● **EXERCISE REQUIREMENTS**:
Which lines hold the word "Acidity"? Copy each one.

● **Stored data**:
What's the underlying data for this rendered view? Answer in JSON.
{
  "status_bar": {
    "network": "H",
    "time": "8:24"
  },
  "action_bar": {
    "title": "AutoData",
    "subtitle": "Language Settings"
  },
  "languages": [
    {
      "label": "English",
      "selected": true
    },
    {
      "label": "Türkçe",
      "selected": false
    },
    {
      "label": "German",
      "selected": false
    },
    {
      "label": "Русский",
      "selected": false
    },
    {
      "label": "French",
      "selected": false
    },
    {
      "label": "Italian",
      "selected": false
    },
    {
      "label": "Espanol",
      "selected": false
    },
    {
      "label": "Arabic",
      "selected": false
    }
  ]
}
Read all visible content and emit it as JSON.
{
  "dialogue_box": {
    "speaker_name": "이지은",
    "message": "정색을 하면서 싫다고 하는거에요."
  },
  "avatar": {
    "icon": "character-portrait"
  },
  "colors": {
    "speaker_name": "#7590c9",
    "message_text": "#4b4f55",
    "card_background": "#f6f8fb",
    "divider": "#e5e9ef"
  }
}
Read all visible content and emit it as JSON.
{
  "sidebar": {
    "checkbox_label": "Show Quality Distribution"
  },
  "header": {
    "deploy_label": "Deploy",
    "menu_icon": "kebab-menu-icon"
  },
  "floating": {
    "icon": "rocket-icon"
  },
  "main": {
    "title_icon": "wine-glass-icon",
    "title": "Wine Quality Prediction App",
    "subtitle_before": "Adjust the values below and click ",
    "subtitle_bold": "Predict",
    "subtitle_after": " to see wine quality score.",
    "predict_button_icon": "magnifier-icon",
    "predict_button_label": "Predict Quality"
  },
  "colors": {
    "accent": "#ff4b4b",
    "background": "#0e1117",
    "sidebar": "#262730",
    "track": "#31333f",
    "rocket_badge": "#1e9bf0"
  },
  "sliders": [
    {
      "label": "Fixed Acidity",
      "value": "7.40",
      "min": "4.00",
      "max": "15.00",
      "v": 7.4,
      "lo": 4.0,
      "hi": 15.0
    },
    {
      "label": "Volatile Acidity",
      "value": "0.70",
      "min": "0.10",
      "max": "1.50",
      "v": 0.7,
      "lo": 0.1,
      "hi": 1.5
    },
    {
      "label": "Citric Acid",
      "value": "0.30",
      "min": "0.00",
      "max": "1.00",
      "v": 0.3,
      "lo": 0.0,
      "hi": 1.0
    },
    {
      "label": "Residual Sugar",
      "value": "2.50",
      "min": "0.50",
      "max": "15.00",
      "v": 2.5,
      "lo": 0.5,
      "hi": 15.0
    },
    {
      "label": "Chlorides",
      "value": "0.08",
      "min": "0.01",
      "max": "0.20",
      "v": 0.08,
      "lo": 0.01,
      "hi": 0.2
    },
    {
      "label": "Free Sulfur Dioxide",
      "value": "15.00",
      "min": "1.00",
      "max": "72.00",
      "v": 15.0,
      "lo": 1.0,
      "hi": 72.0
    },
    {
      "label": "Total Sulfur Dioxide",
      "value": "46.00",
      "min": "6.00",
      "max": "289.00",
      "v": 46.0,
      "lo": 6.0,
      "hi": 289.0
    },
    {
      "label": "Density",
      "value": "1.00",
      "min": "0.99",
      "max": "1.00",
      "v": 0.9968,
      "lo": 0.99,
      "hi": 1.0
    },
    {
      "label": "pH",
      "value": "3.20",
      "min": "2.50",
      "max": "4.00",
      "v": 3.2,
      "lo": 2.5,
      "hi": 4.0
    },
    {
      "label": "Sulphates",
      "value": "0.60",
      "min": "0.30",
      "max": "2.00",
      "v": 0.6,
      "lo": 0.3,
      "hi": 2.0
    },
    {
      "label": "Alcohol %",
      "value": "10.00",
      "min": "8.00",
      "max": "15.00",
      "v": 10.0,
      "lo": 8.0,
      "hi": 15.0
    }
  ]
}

● **ANSWER BELOW**:
      "label": "Fixed Acidity",
      "label": "Volatile Acidity",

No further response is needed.